§ **TASK DESCRIPTION**: Count how many lines below contain the word "freehand", then give that number alone.

§ **DATA FOR PROCESSING**:
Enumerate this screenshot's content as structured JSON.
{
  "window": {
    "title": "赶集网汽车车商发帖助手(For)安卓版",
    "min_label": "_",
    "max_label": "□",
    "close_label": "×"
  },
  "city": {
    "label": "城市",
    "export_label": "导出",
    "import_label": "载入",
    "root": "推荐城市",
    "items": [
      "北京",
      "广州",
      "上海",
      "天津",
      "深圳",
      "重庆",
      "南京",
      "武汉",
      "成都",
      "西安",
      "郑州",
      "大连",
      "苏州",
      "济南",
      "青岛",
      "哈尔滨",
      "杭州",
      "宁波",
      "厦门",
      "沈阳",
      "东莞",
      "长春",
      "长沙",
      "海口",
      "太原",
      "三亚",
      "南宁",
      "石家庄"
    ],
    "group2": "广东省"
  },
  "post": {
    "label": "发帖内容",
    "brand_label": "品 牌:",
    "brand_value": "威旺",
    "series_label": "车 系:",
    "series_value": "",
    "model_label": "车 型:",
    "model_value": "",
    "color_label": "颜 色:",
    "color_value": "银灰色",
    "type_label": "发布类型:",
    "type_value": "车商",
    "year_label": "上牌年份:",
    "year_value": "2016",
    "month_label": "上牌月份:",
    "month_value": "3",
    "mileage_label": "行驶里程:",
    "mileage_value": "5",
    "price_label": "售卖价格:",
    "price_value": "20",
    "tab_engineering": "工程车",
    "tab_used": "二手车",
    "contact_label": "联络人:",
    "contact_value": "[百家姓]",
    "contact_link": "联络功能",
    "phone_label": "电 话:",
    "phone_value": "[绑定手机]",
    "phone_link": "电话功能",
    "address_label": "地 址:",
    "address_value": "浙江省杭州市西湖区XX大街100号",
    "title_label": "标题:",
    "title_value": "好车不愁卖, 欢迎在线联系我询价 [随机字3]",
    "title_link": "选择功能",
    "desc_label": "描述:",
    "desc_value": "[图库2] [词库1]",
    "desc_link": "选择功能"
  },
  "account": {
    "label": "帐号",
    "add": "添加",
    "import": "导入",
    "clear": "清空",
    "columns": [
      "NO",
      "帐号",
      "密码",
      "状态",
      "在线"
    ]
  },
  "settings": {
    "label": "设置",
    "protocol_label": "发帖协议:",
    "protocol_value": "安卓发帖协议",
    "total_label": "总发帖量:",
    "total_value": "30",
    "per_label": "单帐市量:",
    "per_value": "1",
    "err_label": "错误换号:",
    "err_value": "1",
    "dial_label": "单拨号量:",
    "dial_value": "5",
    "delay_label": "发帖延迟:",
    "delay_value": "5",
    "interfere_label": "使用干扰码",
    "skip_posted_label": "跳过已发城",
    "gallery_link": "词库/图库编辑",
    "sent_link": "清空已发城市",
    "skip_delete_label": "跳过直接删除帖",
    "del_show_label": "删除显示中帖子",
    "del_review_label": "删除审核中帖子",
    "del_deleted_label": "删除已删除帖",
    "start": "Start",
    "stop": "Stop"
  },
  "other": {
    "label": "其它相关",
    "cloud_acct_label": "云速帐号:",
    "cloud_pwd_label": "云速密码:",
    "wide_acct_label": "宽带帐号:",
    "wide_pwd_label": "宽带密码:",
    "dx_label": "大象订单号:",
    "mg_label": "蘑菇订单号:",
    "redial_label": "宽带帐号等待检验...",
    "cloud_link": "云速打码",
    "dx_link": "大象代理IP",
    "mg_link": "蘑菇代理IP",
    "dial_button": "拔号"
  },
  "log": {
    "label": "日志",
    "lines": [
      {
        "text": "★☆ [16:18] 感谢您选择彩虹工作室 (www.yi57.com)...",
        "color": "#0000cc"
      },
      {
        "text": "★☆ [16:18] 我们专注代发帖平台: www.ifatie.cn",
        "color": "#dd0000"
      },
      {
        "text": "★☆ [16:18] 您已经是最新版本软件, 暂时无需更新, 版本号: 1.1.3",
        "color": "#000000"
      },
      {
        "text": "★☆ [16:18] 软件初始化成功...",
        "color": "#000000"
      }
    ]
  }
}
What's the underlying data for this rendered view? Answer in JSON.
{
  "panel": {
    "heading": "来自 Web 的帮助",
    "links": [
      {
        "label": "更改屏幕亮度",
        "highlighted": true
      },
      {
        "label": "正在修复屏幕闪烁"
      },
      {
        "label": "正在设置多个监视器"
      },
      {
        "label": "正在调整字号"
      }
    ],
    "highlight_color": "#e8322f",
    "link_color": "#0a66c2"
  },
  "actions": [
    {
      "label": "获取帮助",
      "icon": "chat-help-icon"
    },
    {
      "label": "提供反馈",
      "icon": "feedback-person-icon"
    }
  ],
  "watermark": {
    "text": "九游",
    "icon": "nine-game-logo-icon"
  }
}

==

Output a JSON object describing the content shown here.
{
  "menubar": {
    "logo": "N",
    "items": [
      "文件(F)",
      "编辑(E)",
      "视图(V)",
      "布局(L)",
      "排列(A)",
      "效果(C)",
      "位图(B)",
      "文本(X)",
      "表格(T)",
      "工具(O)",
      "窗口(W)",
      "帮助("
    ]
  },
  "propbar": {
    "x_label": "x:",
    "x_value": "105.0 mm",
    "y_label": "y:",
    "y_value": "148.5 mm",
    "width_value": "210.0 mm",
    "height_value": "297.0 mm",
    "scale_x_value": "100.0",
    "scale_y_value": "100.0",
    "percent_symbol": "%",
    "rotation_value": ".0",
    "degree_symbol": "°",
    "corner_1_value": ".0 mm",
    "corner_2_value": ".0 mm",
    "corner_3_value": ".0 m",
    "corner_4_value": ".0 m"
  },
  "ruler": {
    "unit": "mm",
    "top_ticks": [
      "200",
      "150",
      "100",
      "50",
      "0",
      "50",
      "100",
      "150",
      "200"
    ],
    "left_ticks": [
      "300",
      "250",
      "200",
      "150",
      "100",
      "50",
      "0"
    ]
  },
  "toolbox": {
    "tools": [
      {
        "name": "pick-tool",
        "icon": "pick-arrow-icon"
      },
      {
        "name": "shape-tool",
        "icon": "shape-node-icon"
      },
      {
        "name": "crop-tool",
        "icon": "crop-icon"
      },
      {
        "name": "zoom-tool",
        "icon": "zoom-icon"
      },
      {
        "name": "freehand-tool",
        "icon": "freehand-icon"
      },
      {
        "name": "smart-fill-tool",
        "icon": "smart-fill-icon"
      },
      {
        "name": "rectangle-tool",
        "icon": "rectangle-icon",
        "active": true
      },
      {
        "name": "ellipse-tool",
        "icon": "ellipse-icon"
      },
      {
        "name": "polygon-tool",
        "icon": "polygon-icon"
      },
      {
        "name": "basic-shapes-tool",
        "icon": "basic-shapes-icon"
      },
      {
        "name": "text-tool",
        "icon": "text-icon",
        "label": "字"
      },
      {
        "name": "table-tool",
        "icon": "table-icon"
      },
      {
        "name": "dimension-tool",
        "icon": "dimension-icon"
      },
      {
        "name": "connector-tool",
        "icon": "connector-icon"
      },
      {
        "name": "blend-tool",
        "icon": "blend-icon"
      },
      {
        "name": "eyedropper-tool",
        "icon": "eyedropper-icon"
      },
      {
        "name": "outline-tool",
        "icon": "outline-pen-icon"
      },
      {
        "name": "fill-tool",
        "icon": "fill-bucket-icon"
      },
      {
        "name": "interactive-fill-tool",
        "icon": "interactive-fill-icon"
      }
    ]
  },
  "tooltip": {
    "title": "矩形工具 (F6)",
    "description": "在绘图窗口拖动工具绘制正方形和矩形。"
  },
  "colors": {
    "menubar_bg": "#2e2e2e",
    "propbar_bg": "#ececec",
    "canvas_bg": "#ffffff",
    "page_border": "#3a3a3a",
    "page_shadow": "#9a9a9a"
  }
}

§ **COMPLETE RESPONSE**: 2